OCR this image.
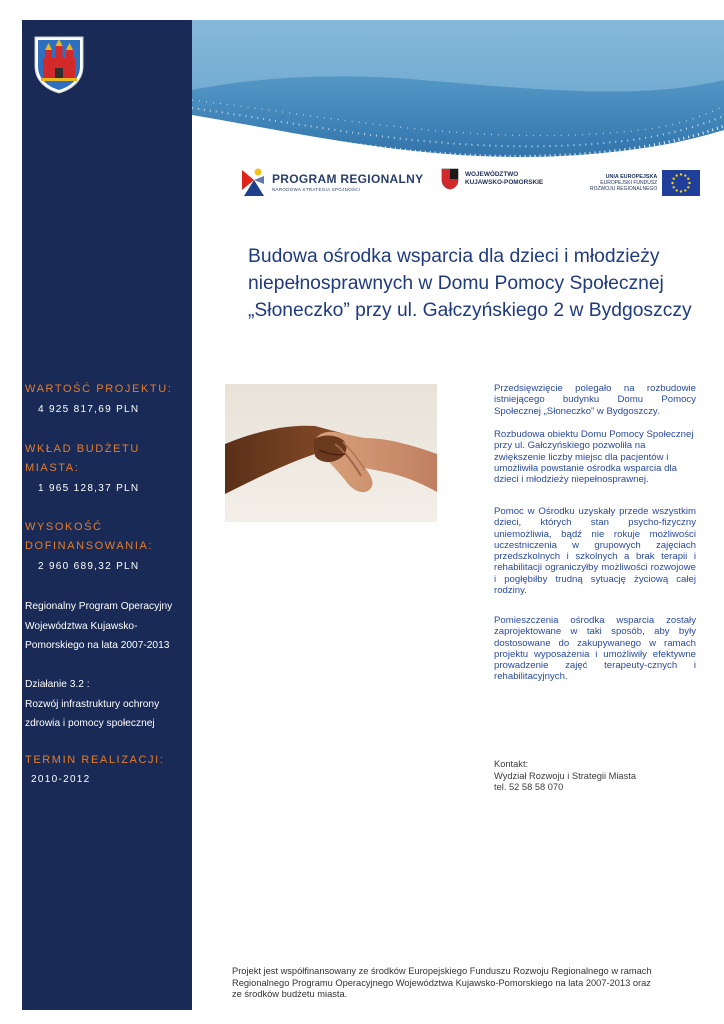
PROGRAM REGIONALNY
NARODOWA STRATEGIA SPÓJNOŚCI
WOJEWÓDZTWO
KUJAWSKO-POMORSKIE
UNIA EUROPEJSKA
EUROPEJSKI FUNDUSZ
ROZWOJU REGIONALNEGO
Budowa ośrodka wsparcia dla dzieci i młodzieży
niepełnosprawnych w Domu Pomocy Społecznej
„Słoneczko” przy ul. Gałczyńskiego 2 w Bydgoszczy
WARTOŚĆ PROJEKTU:
4 925 817,69 PLN
WKŁAD BUDŻETU
MIASTA:
1 965 128,37 PLN
WYSOKOŚĆ
DOFINANSOWANIA:
2 960 689,32 PLN
Regionalny Program Operacyjny
Województwa Kujawsko-
Pomorskiego na lata 2007-2013
Działanie 3.2 :
Rozwój infrastruktury ochrony
zdrowia i pomocy społecznej
TERMIN REALIZACJI:
2010-2012
Przedsięwzięcie polegało na rozbudowie istniejącego budynku Domu Pomocy Społecznej „Słoneczko” w Bydgoszczy.
Rozbudowa obiektu Domu Pomocy Społecznej przy ul. Gałczyńskiego pozwoliła na zwiększenie liczby miejsc dla pacjentów i umożliwiła powstanie ośrodka wsparcia dla dzieci i młodzieży niepełnosprawnej.
Pomoc w Ośrodku uzyskały przede wszystkim dzieci, których stan psycho-fizyczny uniemożliwia, bądź nie rokuje możliwości uczestniczenia w grupowych zajęciach przedszkolnych i szkolnych a brak terapii i rehabilitacji ograniczyłby możliwości rozwojowe i pogłębiłby trudną sytuację życiową całej rodziny.
Pomieszczenia ośrodka wsparcia zostały zaprojektowane w taki sposób, aby były dostosowane do zakupywanego w ramach projektu wyposażenia i umożliwiły efektywne prowadzenie zajęć terapeuty-cznych i rehabilitacyjnych.
Kontakt:
Wydział Rozwoju i Strategii Miasta
tel. 52 58 58 070
Projekt jest współfinansowany ze środków Europejskiego Funduszu Rozwoju Regionalnego w ramach
Regionalnego Programu Operacyjnego Województwa Kujawsko-Pomorskiego na lata 2007-2013 oraz
ze środków budżetu miasta.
#####
| Exercise description |
Pick out the lines that contain "wsparcia" and copy them.

| Expected answer |
Budowa ośrodka wsparcia dla dzieci i młodzieży
Rozbudowa obiektu Domu Pomocy Społecznej przy ul. Gałczyńskiego pozwoliła na zwiększenie liczby miejsc dla pacjentów i umożliwiła powstanie ośrodka wsparcia dla dzieci i młodzieży niepełnosprawnej.
Pomieszczenia ośrodka wsparcia zostały zaprojektowane w taki sposób, aby były dostosowane do zakupywanego w ramach projektu wyposażenia i umożliwiły efektywne prowadzenie zajęć terapeuty-cznych i rehabilitacyjnych.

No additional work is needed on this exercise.